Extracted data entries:
•••

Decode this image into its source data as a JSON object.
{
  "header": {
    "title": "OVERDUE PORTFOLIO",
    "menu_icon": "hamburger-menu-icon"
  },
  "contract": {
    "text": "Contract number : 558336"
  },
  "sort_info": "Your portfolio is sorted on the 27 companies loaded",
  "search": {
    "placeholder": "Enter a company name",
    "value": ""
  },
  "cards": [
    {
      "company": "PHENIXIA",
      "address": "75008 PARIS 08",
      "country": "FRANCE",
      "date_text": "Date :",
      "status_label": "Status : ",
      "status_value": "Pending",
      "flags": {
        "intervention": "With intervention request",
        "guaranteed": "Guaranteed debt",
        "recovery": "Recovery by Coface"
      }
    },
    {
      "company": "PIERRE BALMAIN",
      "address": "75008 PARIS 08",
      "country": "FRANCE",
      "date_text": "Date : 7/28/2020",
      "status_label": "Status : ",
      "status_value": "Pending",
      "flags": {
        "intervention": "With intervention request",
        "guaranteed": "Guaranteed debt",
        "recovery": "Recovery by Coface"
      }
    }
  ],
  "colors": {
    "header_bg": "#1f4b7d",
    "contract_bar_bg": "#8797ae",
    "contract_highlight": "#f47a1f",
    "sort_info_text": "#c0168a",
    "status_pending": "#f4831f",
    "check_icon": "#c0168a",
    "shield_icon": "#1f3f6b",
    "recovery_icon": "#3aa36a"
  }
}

•••

Repeat the records exactly, including every line.

Decode this image into its source data as a JSON object.
{
  "header": {
    "title": "OVERDUE PORTFOLIO",
    "menu_icon": "hamburger-menu-icon"
  },
  "contract": {
    "text": "Contract number : 558336"
  },
  "sort_info": "Your portfolio is sorted on the 27 companies loaded",
  "search": {
    "placeholder": "Enter a company name",
    "value": ""
  },
  "cards": [
    {
      "company": "PHENIXIA",
      "address": "75008 PARIS 08",
      "country": "FRANCE",
      "date_text": "Date :",
      "status_label": "Status : ",
      "status_value": "Pending",
      "flags": {
        "intervention": "With intervention request",
        "guaranteed": "Guaranteed debt",
        "recovery": "Recovery by Coface"
      }
    },
    {
      "company": "PIERRE BALMAIN",
      "address": "75008 PARIS 08",
      "country": "FRANCE",
      "date_text": "Date : 7/28/2020",
      "status_label": "Status : ",
      "status_value": "Pending",
      "flags": {
        "intervention": "With intervention request",
        "guaranteed": "Guaranteed debt",
        "recovery": "Recovery by Coface"
      }
    }
  ],
  "colors": {
    "header_bg": "#1f4b7d",
    "contract_bar_bg": "#8797ae",
    "contract_highlight": "#f47a1f",
    "sort_info_text": "#c0168a",
    "status_pending": "#f4831f",
    "check_icon": "#c0168a",
    "shield_icon": "#1f3f6b",
    "recovery_icon": "#3aa36a"
  }
}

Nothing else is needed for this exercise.